* START *

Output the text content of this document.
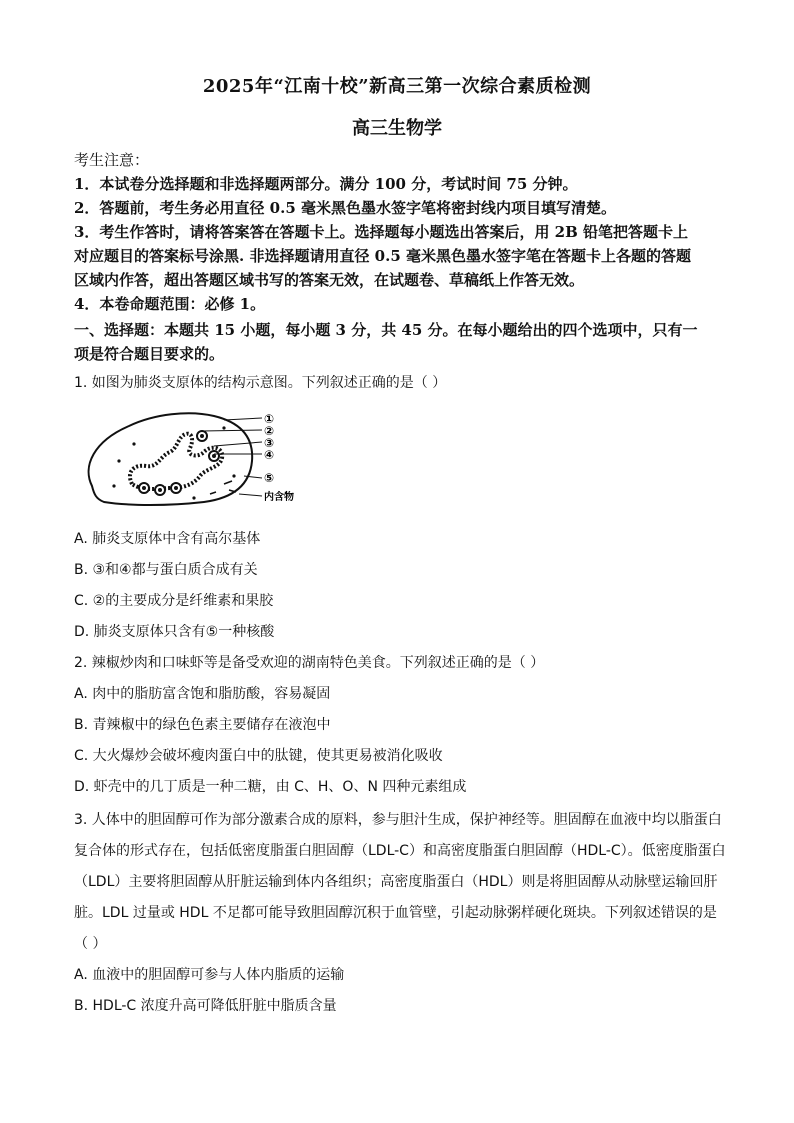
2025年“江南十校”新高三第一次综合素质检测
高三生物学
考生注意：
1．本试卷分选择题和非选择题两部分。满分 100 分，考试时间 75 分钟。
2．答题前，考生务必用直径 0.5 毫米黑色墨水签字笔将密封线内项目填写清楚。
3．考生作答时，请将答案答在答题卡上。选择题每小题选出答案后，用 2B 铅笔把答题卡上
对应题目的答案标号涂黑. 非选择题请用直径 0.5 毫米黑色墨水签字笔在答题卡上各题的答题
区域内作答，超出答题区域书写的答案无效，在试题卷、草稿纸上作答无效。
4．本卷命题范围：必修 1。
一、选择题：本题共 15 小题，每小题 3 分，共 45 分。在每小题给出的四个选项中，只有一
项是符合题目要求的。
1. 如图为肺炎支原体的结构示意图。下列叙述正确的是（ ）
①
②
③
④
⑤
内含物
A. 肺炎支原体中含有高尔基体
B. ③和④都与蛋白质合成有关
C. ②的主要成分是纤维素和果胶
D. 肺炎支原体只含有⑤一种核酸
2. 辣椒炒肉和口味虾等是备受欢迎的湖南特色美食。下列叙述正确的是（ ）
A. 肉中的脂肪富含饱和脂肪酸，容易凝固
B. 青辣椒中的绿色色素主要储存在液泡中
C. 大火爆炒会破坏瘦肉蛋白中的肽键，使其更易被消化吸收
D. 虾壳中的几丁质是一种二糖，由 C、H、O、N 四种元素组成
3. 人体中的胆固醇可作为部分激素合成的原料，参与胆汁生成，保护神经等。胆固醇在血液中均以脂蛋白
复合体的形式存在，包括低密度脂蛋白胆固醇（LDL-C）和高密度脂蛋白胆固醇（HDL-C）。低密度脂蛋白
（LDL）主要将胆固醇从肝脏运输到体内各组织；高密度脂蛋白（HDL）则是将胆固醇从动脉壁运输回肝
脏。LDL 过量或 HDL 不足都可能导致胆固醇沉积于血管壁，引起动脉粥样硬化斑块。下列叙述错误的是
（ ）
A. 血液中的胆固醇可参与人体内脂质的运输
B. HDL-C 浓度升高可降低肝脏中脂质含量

* END *
* START *

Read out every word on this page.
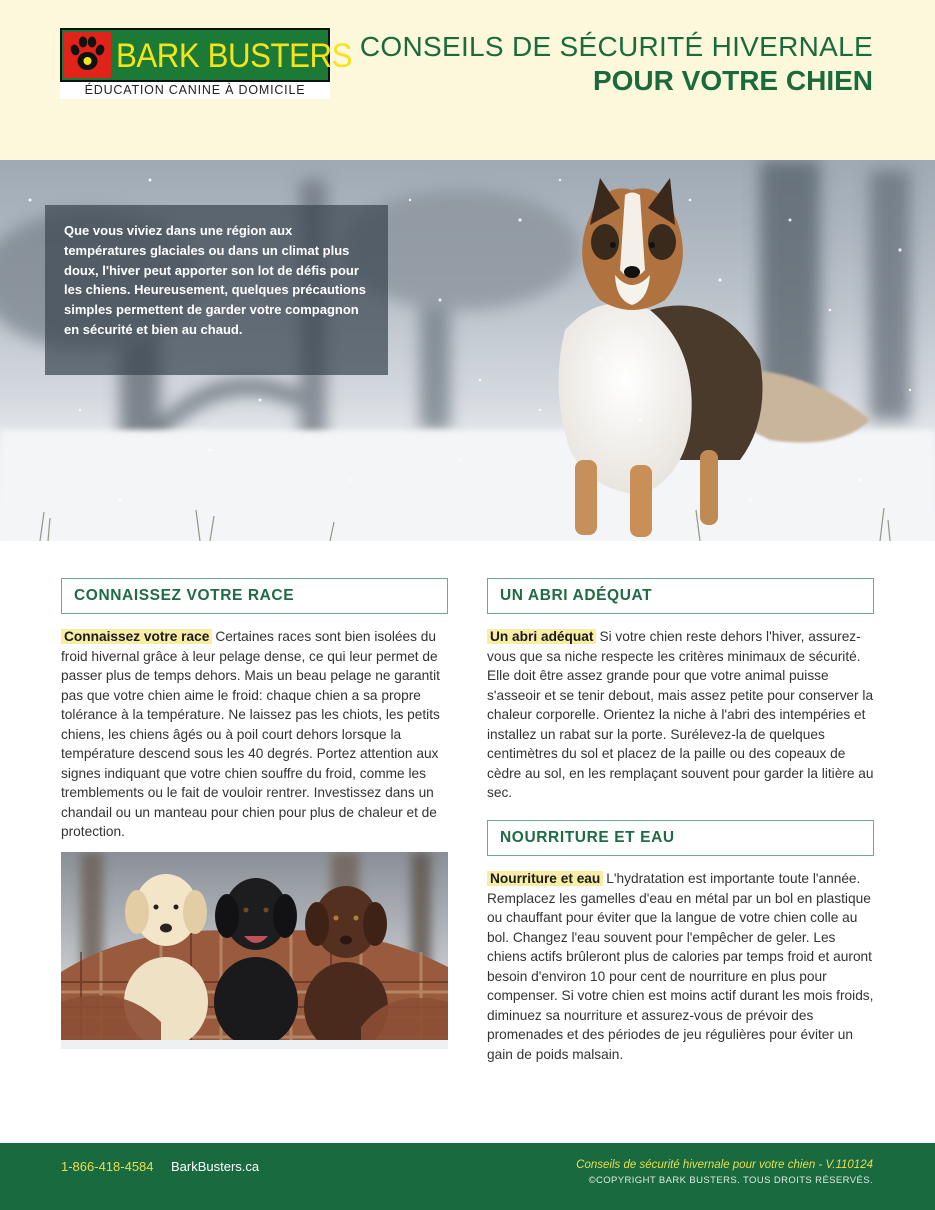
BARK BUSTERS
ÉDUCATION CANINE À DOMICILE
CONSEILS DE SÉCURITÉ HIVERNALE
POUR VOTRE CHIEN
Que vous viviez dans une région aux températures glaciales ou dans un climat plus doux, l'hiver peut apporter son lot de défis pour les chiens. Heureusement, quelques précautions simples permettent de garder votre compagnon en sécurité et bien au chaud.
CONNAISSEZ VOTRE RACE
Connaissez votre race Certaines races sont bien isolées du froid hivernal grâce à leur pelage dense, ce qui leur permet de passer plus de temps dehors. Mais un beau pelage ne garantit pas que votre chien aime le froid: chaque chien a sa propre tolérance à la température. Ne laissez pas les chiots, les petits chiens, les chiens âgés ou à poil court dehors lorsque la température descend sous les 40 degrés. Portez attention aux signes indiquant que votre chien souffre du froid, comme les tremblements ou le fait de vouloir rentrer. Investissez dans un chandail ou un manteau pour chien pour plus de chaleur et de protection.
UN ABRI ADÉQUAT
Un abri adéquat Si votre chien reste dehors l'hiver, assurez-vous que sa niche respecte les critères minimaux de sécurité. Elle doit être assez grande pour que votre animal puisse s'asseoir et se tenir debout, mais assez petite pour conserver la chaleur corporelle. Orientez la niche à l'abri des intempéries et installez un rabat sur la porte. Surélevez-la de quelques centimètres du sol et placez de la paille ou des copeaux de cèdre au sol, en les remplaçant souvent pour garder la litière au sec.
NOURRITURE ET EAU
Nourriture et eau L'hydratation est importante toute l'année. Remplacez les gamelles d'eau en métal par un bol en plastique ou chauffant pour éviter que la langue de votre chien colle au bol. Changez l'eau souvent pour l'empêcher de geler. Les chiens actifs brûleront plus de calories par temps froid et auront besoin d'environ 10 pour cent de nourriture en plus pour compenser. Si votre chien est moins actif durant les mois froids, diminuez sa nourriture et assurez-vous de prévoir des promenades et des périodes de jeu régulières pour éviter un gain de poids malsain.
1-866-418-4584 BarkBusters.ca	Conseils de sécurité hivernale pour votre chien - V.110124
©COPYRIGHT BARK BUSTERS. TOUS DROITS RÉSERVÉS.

* END *

• [GOAL]:
Copy each line in the data that holds the word "this".

• [SOLVED PROBLEM]:
Output the text content of this document.
Read out every word on this page.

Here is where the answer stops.